▶ Stated task: Copy out the entries below, substituting "year-label" for every "x-tick-label" and keeping everything else the same.

(Records from a dataset)

<<<<

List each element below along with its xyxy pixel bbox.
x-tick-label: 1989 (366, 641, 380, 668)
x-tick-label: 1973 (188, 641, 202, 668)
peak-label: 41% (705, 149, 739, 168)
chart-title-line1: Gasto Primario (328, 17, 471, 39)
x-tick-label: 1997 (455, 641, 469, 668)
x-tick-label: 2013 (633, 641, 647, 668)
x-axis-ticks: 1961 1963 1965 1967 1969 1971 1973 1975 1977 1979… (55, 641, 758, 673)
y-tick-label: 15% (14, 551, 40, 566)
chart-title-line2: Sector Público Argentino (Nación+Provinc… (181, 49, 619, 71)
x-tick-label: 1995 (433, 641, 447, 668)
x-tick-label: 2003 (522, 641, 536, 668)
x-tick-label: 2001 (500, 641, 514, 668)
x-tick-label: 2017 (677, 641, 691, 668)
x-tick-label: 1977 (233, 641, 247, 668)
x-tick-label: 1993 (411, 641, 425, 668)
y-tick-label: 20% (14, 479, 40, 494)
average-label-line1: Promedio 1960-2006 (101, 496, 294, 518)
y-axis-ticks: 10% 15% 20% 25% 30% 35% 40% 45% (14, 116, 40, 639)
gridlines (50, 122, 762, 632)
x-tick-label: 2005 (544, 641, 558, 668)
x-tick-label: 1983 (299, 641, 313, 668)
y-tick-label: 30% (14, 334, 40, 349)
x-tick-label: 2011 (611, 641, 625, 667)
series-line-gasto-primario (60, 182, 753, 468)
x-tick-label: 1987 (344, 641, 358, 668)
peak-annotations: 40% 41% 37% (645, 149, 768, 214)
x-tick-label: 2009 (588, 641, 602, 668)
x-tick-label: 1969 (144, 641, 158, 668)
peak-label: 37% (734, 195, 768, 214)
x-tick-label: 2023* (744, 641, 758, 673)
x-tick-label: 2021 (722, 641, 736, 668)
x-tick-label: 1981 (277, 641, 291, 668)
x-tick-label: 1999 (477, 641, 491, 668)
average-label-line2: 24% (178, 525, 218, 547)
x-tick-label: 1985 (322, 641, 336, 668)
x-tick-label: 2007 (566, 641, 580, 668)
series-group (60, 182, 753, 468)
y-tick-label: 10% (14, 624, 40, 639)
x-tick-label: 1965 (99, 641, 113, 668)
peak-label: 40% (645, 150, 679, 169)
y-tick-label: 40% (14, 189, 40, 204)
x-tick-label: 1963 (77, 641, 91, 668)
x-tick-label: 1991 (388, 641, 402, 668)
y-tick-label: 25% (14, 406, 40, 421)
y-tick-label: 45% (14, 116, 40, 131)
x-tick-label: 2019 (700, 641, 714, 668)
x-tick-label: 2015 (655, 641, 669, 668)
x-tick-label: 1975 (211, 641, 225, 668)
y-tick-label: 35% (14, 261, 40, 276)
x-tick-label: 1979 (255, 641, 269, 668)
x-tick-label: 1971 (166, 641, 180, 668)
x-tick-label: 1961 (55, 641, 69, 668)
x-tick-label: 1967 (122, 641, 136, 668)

>>>>

▶ Result of the task:
List each element below along with its xyxy pixel bbox.
year-label: 1989 (366, 641, 380, 668)
year-label: 1973 (188, 641, 202, 668)
peak-label: 41% (705, 149, 739, 168)
chart-title-line1: Gasto Primario (328, 17, 471, 39)
year-label: 1997 (455, 641, 469, 668)
year-label: 2013 (633, 641, 647, 668)
x-axis-ticks: 1961 1963 1965 1967 1969 1971 1973 1975 1977 1979… (55, 641, 758, 673)
y-tick-label: 15% (14, 551, 40, 566)
chart-title-line2: Sector Público Argentino (Nación+Provinc… (181, 49, 619, 71)
year-label: 1995 (433, 641, 447, 668)
year-label: 2003 (522, 641, 536, 668)
year-label: 2001 (500, 641, 514, 668)
year-label: 2017 (677, 641, 691, 668)
year-label: 1977 (233, 641, 247, 668)
year-label: 1993 (411, 641, 425, 668)
y-tick-label: 20% (14, 479, 40, 494)
average-label-line1: Promedio 1960-2006 (101, 496, 294, 518)
y-axis-ticks: 10% 15% 20% 25% 30% 35% 40% 45% (14, 116, 40, 639)
gridlines (50, 122, 762, 632)
year-label: 2005 (544, 641, 558, 668)
year-label: 1983 (299, 641, 313, 668)
y-tick-label: 30% (14, 334, 40, 349)
year-label: 2011 (611, 641, 625, 667)
series-line-gasto-primario (60, 182, 753, 468)
year-label: 1987 (344, 641, 358, 668)
peak-annotations: 40% 41% 37% (645, 149, 768, 214)
year-label: 2009 (588, 641, 602, 668)
year-label: 1969 (144, 641, 158, 668)
peak-label: 37% (734, 195, 768, 214)
year-label: 2023* (744, 641, 758, 673)
year-label: 2021 (722, 641, 736, 668)
year-label: 1981 (277, 641, 291, 668)
year-label: 1999 (477, 641, 491, 668)
average-label-line2: 24% (178, 525, 218, 547)
year-label: 1985 (322, 641, 336, 668)
year-label: 2007 (566, 641, 580, 668)
series-group (60, 182, 753, 468)
y-tick-label: 10% (14, 624, 40, 639)
year-label: 1965 (99, 641, 113, 668)
peak-label: 40% (645, 150, 679, 169)
y-tick-label: 40% (14, 189, 40, 204)
year-label: 1963 (77, 641, 91, 668)
year-label: 1991 (388, 641, 402, 668)
y-tick-label: 25% (14, 406, 40, 421)
y-tick-label: 45% (14, 116, 40, 131)
year-label: 2019 (700, 641, 714, 668)
year-label: 2015 (655, 641, 669, 668)
year-label: 1975 (211, 641, 225, 668)
y-tick-label: 35% (14, 261, 40, 276)
year-label: 1979 (255, 641, 269, 668)
year-label: 1971 (166, 641, 180, 668)
year-label: 1961 (55, 641, 69, 668)
year-label: 1967 (122, 641, 136, 668)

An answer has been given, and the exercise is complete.